**COMPLETE O SEGUINTE**.
1. No texto sobre a Panerai, a quem passou Angelo Bonati o cargo de CEO quando se reformou em 2018?
2. Reproduza do texto sobre a Panerai o trecho que começa em "Foi o homem" e termina em "anos de idade.".

**EXCERTO**.

Panerai, o mito e o adeus do mentor

Angelo Bonati pode ser considerado o ‘fundador’ da Panerai dos tempos modernos e foi uma figura determinante na ressurreição da relojoaria mecânica enquanto objeto de culto. Era um veterano da indústria — e deixou-nos ontem, aos 74 anos. Recordamos a sua obra fundamental à frente da marca e uma entrevista em Cascais.

Foi o homem que fez a Panerai como a conhecemos atualmente. Angelo Bonati pegou no nome histórico de um atelier relojoeiro de Florença que fornecia relógios de mergulho à marinha italiana, desenvolveu a sua lenda conhecida apenas de alguns colecionadores e criou uma das mais apetecidas marcas na transição do milénio. Angelo Bonati era o Signore Panerai. Depois de se ter reformado em 2018 e de ter passado o cargo de CEO a Jean-Marc Pontroué, morreu a 15 de maio de 2025. Aos 74 anos de idade.

**DADOS DE ORIGEM**.
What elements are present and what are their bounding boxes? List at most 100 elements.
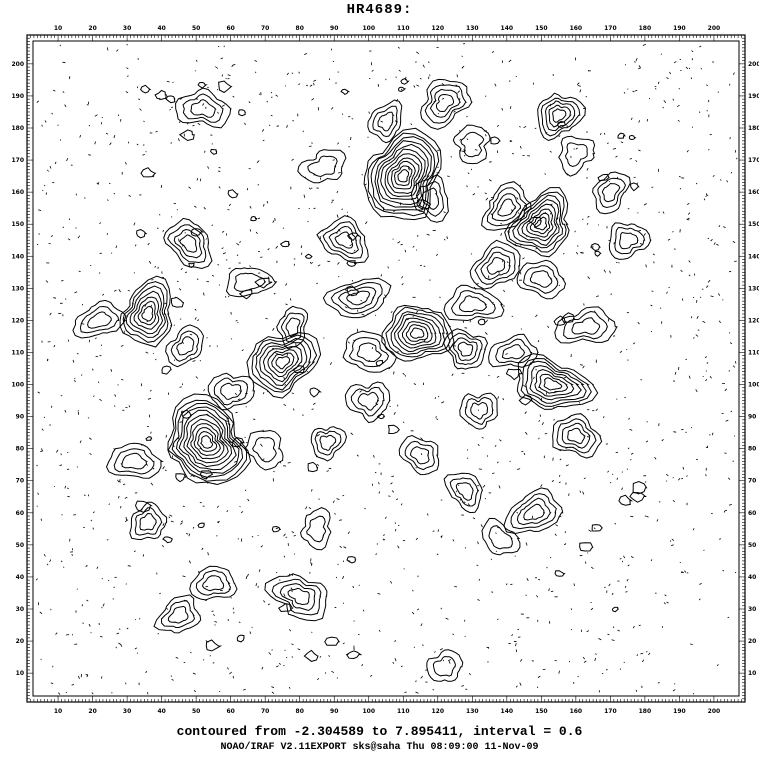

**RESPOSTAS POR TAREFA**.
1. A Jean-Marc Pontroué.

2.
Foi o homem que fez a Panerai como a conhecemos atualmente. Angelo Bonati pegou no nome histórico de um atelier relojoeiro de Florença que fornecia relógios de mergulho à marinha italiana, desenvolveu a sua lenda conhecida apenas de alguns colecionadores e criou uma das mais apetecidas marcas na transição do milénio. Angelo Bonati era o Signore Panerai. Depois de se ter reformado em 2018 e de ter passado o cargo de CEO a Jean-Marc Pontroué, morreu a 15 de maio de 2025. Aos 74 anos de idade.